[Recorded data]
+ + + + +

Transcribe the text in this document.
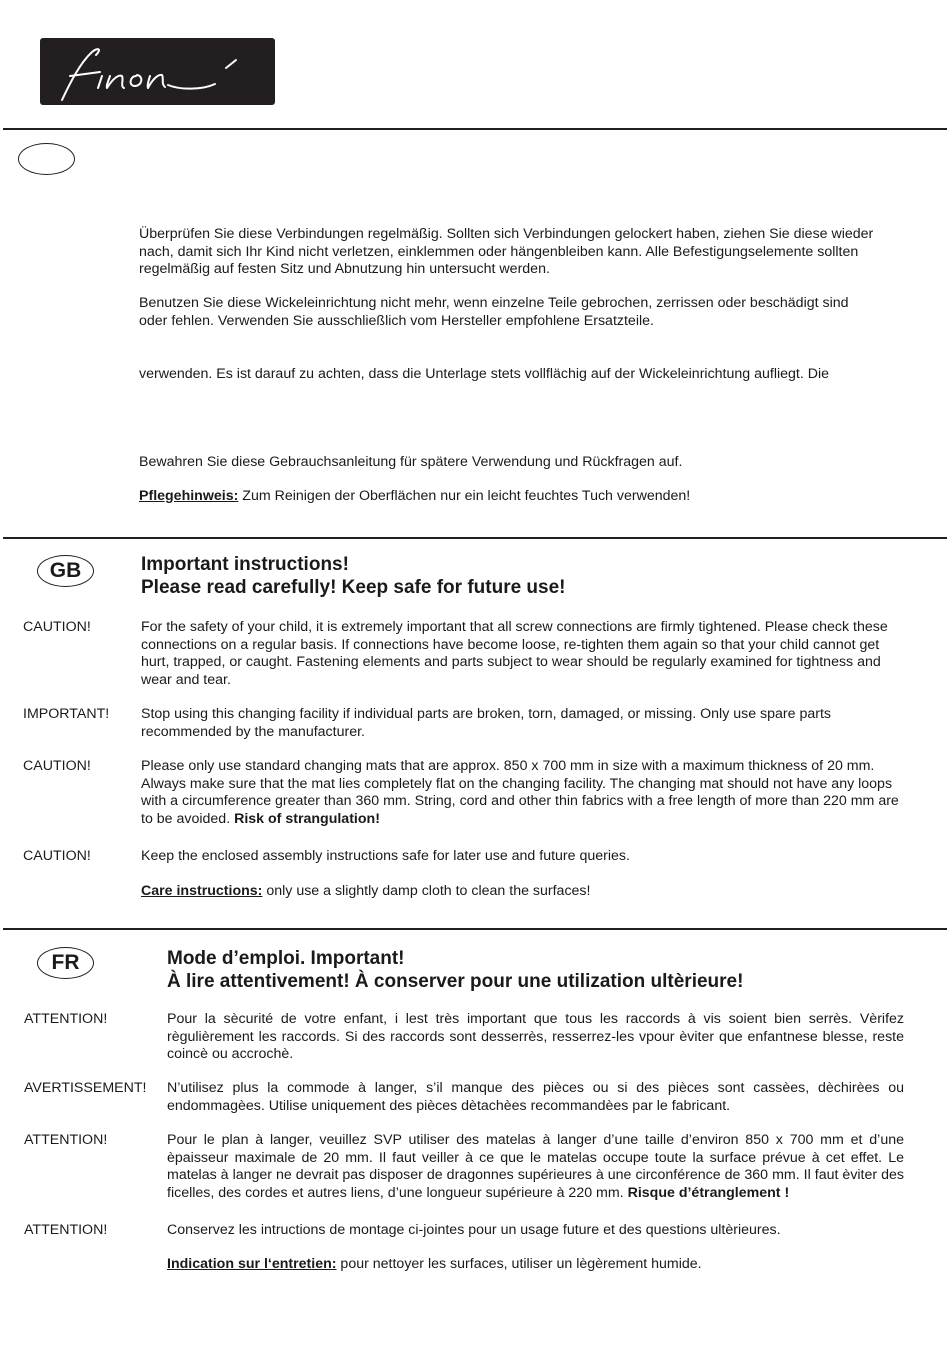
Überprüfen Sie diese Verbindungen regelmäßig. Sollten sich Verbindungen gelockert haben, ziehen Sie diese wieder nach, damit sich Ihr Kind nicht verletzen, einklemmen oder hängenbleiben kann. Alle Befestigungselemente sollten regelmäßig auf festen Sitz und Abnutzung hin untersucht werden.

Benutzen Sie diese Wickeleinrichtung nicht mehr, wenn einzelne Teile gebrochen, zerrissen oder beschädigt sind oder fehlen. Verwenden Sie ausschließlich vom Hersteller empfohlene Ersatzteile.

verwenden. Es ist darauf zu achten, dass die Unterlage stets vollflächig auf der Wickeleinrichtung aufliegt. Die

Bewahren Sie diese Gebrauchsanleitung für spätere Verwendung und Rückfragen auf.

Pflegehinweis: Zum Reinigen der Oberflächen nur ein leicht feuchtes Tuch verwenden!

GB	Important instructions!
Please read carefully! Keep safe for future use!
CAUTION!	For the safety of your child, it is extremely important that all screw connections are firmly tightened. Please check these connections on a regular basis. If connections have become loose, re-tighten them again so that your child cannot get hurt, trapped, or caught. Fastening elements and parts subject to wear should be regularly examined for tightness and wear and tear.

IMPORTANT! Stop using this changing facility if individual parts are broken, torn, damaged, or missing. Only use spare parts recommended by the manufacturer.

CAUTION!	Please only use standard changing mats that are approx. 850 x 700 mm in size with a maximum thickness of 20 mm. Always make sure that the mat lies completely flat on the changing facility. The changing mat should not have any loops with a circumference greater than 360 mm. String, cord and other thin fabrics with a free length of more than 220 mm are to be avoided. Risk of strangulation!

CAUTION!	Keep the enclosed assembly instructions safe for later use and future queries.

Care instructions: only use a slightly damp cloth to clean the surfaces!

FR	Mode d’emploi. Important!
À lire attentivement! À conserver pour une utilization ultèrieure!
ATTENTION!	Pour la sècurité de votre enfant, i lest très important que tous les raccords à vis soient bien serrès. Vèrifez règulièrement les raccords. Si des raccords sont desserrès, resserrez-les vpour èviter que enfantnese blesse, reste coincè ou accrochè.

AVERTISSEMENT! N’utilisez plus la commode à langer, s’il manque des pièces ou si des pièces sont cassèes, dèchirèes ou endommagèes. Utilise uniquement des pièces dètachèes recommandèes par le fabricant.

ATTENTION!	Pour le plan à langer, veuillez SVP utiliser des matelas à langer d’une taille d’environ 850 x 700 mm et d’une èpaisseur maximale de 20 mm. Il faut veiller à ce que le matelas occupe toute la surface prévue à cet effet. Le matelas à langer ne devrait pas disposer de dragonnes supérieures à une circonférence de 360 mm. Il faut èviter des ficelles, des cordes et autres liens, d’une longueur supérieure à 220 mm. Risque d’étranglement !

ATTENTION!	Conservez les intructions de montage ci-jointes pour un usage future et des questions ultèrieures.

Indication sur l‘entretien: pour nettoyer les surfaces, utiliser un lègèrement humide.
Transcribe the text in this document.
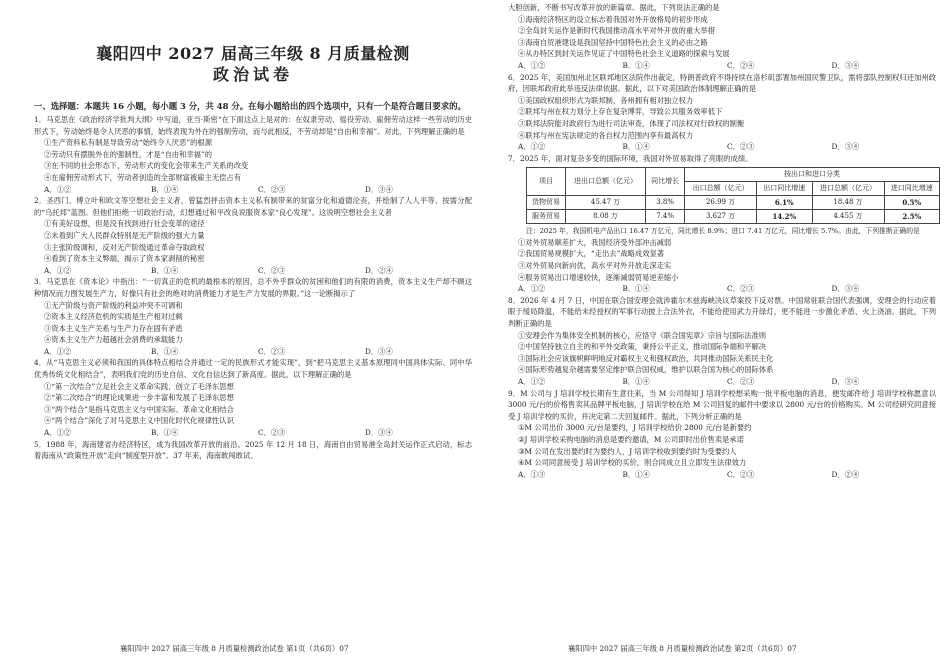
襄阳四中 2027 届高三年级 8 月质量检测
政治试卷
一、选择题：本题共 16 小题，每小题 3 分，共 48 分。在每小题给出的四个选项中，只有一个是符合题目要求的。

1．马克思在《政治经济学批判大纲》中写道，亚当·斯密“在下面这点上是对的：在奴隶劳动、徭役劳动、雇佣劳动这样一些劳动的历史形式下，劳动始终是令人厌恶的事情，始终表现为外在的强制劳动，而与此相反，不劳动却是“自由和幸福”。对此，下列理解正确的是

①生产资料私有制是导致劳动“始终令人厌恶”的根源

②劳动只有摆脱外在的强制性，才是“自由和幸福”的

③在不同的社会形态下，劳动形式的变化会带来生产关系的改变

④在雇佣劳动形式下，劳动者创造的全部财富被雇主无偿占有

A．①②	B．①④	C．②③	D．③④

2．圣西门、傅立叶和欧文等空想社会主义者，曾猛烈抨击资本主义私有制带来的贫富分化和道德沦丧，并绘制了人人平等、按需分配的“乌托邦”蓝图。但他们拒绝一切政治行动，幻想通过和平改良说服资本家“良心发现”。这说明空想社会主义者

①有美好设想，但是没有找到进行社会变革的途径

②未看到广大人民群众特别是无产阶级的强大力量

③主张阶级调和，反对无产阶级通过革命夺取政权

④看到了资本主义弊端，揭示了资本家剥削的秘密

A．①②	B．①④	C．②③	D．②④

3．马克思在《资本论》中指出：“一切真正的危机的最根本的原因，总不外乎群众的贫困和他们的有限的消费，资本主义生产却不顾这种情况而力图发展生产力，好像只有社会的绝对的消费能力才是生产力发展的界限。”这一论断揭示了

①无产阶级与资产阶级的利益冲突不可调和

②资本主义经济危机的实质是生产相对过剩

③资本主义生产关系与生产力存在固有矛盾

④资本主义生产力超越社会消费的承载能力

A．①②	B．①④	C．②③	D．③④

4．从“马克思主义必须和我国的具体特点相结合并通过一定的民族形式才能实现”，到“把马克思主义基本原理同中国具体实际、同中华优秀传统文化相结合”，表明我们党的历史自信、文化自信达到了新高度。据此，以下理解正确的是

①“第一次结合”立足社会主义革命实践，创立了毛泽东思想

②“第二次结合”的理论成果进一步丰富和发展了毛泽东思想

③“两个结合”是指马克思主义与中国实际、革命文化相结合

④“两个结合”深化了对马克思主义中国化时代化规律性认识

A．①②	B．①④	C．②③	D．③④

5．1988 年，海南建省办经济特区，成为我国改革开放的前沿。2025 年 12 月 18 日，海南自由贸易港全岛封关运作正式启动，标志着海南从“政策性开放”走向“制度型开放”。37 年来，海南敢闯敢试、

襄阳四中 2027 届高三年级 8 月质量检测政治试卷 第1页（共6页）07

大胆创新，不断书写改革开放的新篇章。据此，下列说法正确的是

①海南经济特区的设立标志着我国对外开放格局的初步形成

②全岛封关运作是新时代我国推动高水平对外开放的重大举措

③海南自贸港建设是我国坚持中国特色社会主义的必由之路

④从办特区到封关运作见证了中国特色社会主义道路的探索与发展

A．①②	B．①④	C．②④	D．③④

6．2025 年，美国加州北区联邦地区法院作出裁定，特朗普政府不得持续在洛杉矶部署加州国民警卫队，需将部队控制权归还加州政府，因联邦政府此举违反法律依据。据此，以下对美国政治体制理解正确的是

①美国政权组织形式为联邦制，各州拥有相对独立权力

②联邦与州在权力划分上存在复杂博弈，导致公共服务效率低下

③联邦法院能对政府行为进行司法审查，体现了司法权对行政权的制衡

④联邦与州在宪法规定的各自权力范围内享有最高权力

A．①②	B．①④	C．②③	D．③④

7．2025 年，面对复杂多变的国际环境，我国对外贸易取得了亮眼的成绩。

项目	进出口总额（亿元）	同比增长	按出口和进口分类			
			出口总额（亿元）	出口同比增速	进口总额（亿元）	进口同比增速
货物贸易	45.47 万	3.8%	26.99 万	6.1%	18.48 万	0.5%
服务贸易	8.08 万	7.4%	3.627 万	14.2%	4.455 万	2.5%

注：2025 年，我国机电产品出口 16.47 万亿元，同比增长 8.9%；进口 7.41 万亿元，同比增长 5.7%。由此，下列推断正确的是

①对外贸易顺差扩大，我国经济受外部冲击减弱

②我国贸易规模扩大，“走出去”战略成效显著

③对外贸易向新向优，高水平对外开放走深走实

④服务贸易出口增速较快，逐渐减弱贸易逆差缩小

A．①②	B．①④	C．②③	D．③④

8．2026 年 4 月 7 日，中国在联合国安理会就涉霍尔木兹海峡决议草案投下反对票。中国常驻联合国代表强调，安理会的行动应着眼于缓局降温，不能给未经授权的军事行动披上合法外衣，不能给使用武力开绿灯，更不能进一步激化矛盾、火上浇油。据此，下列判断正确的是

①安理会作为集体安全机制的核心，应恪守《联合国宪章》宗旨与国际法准则

②中国坚持独立自主的和平外交政策，秉持公平正义，推动国际争端和平解决

③国际社会应该旗帜鲜明地反对霸权主义和强权政治，共同推动国际关系民主化

④国际形势越复杂越需要坚定维护联合国权威，维护以联合国为核心的国际体系

A．①②	B．①④	C．②③	D．③④

9．M 公司与 J 培训学校长期有生意往来，当 M 公司得知 J 培训学校想采购一批平板电脑的消息，便发邮件给 J 培训学校称愿意以 3000 元/台的价格售卖其品牌平板电脑，J 培训学校在给 M 公司回复的邮件中要求以 2800 元/台的价格购买。M 公司经研究同意接受 J 培训学校的买价，并决定第二天回复邮件。据此，下列分析正确的是

①M 公司出价 3000 元/台是要约，J 培训学校给价 2800 元/台是新要约

②J 培训学校采购电脑的消息是要约邀请，M 公司即时出价售卖是承诺

③M 公司在发出要约时为要约人，J 培训学校收到要约时为受要约人

④M 公司同意接受 J 培训学校的买价，则合同成立且立即发生法律效力

A．①③	B．①④	C．②③	D．②④
襄阳四中 2027 届高三年级 8 月质量检测政治试卷 第2页（共6页）07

+ + + + +

### The request
Using the records above, copy every line that has the word "Wickeleinrichtung" in it.

### The completed task
Benutzen Sie diese Wickeleinrichtung nicht mehr, wenn einzelne Teile gebrochen, zerrissen oder beschädigt sind oder fehlen. Verwenden Sie ausschließlich vom Hersteller empfohlene Ersatzteile.
verwenden. Es ist darauf zu achten, dass die Unterlage stets vollflächig auf der Wickeleinrichtung aufliegt. Die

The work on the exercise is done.